◆ **WHAT IS NEEDED**: Gather up every line from the entries below that uses the word "dipindahkan".

◆ **MATERIAL TO PROCESS**:
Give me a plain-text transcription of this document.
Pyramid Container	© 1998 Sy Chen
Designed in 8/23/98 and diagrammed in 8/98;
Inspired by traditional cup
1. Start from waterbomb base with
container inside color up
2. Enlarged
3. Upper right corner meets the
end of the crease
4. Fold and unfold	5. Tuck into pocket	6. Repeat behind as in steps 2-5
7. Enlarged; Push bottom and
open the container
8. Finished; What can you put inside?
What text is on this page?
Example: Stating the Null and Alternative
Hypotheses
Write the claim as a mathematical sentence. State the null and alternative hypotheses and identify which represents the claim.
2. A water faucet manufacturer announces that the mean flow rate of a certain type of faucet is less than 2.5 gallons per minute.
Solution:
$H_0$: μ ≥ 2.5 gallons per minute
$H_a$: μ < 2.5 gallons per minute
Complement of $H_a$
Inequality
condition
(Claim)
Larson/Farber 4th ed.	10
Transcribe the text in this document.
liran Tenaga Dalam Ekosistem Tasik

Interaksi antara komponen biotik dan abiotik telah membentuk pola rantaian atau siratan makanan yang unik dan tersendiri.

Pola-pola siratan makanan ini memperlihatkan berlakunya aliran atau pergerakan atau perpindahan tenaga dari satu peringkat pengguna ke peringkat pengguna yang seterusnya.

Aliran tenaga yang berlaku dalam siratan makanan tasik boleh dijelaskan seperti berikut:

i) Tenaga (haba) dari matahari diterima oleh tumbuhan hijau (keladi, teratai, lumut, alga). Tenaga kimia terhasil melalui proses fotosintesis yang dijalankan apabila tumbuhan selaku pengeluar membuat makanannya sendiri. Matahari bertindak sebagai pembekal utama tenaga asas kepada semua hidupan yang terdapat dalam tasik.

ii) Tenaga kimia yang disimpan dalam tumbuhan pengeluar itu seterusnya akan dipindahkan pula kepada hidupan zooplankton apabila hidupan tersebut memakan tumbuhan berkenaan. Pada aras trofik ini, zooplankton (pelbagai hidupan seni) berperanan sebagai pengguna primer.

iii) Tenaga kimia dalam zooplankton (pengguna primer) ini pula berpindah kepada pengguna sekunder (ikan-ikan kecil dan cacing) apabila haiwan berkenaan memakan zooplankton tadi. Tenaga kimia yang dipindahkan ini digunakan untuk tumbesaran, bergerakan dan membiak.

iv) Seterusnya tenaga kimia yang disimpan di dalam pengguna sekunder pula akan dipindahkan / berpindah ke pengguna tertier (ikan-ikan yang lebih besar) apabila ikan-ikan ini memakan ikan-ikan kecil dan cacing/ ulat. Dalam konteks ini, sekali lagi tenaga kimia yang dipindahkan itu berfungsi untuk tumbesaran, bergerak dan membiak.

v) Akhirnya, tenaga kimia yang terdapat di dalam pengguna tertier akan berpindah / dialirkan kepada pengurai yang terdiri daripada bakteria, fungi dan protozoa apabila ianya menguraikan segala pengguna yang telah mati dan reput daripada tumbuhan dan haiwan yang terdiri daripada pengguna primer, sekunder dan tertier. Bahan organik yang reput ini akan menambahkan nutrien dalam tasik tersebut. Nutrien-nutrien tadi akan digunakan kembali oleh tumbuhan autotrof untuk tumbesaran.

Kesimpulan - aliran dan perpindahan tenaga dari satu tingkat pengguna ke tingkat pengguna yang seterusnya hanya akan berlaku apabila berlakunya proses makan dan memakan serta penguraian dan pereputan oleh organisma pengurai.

◆ **EXERCISE RESPONSE**:
ii) Tenaga kimia yang disimpan dalam tumbuhan pengeluar itu seterusnya akan dipindahkan pula kepada hidupan zooplankton apabila hidupan tersebut memakan tumbuhan berkenaan. Pada aras trofik ini, zooplankton (pelbagai hidupan seni) berperanan sebagai pengguna primer.
iii) Tenaga kimia dalam zooplankton (pengguna primer) ini pula berpindah kepada pengguna sekunder (ikan-ikan kecil dan cacing) apabila haiwan berkenaan memakan zooplankton tadi. Tenaga kimia yang dipindahkan ini digunakan untuk tumbesaran, bergerakan dan membiak.
iv) Seterusnya tenaga kimia yang disimpan di dalam pengguna sekunder pula akan dipindahkan / berpindah ke pengguna tertier (ikan-ikan yang lebih besar) apabila ikan-ikan ini memakan ikan-ikan kecil dan cacing/ ulat. Dalam konteks ini, sekali lagi tenaga kimia yang dipindahkan itu berfungsi untuk tumbesaran, bergerak dan membiak.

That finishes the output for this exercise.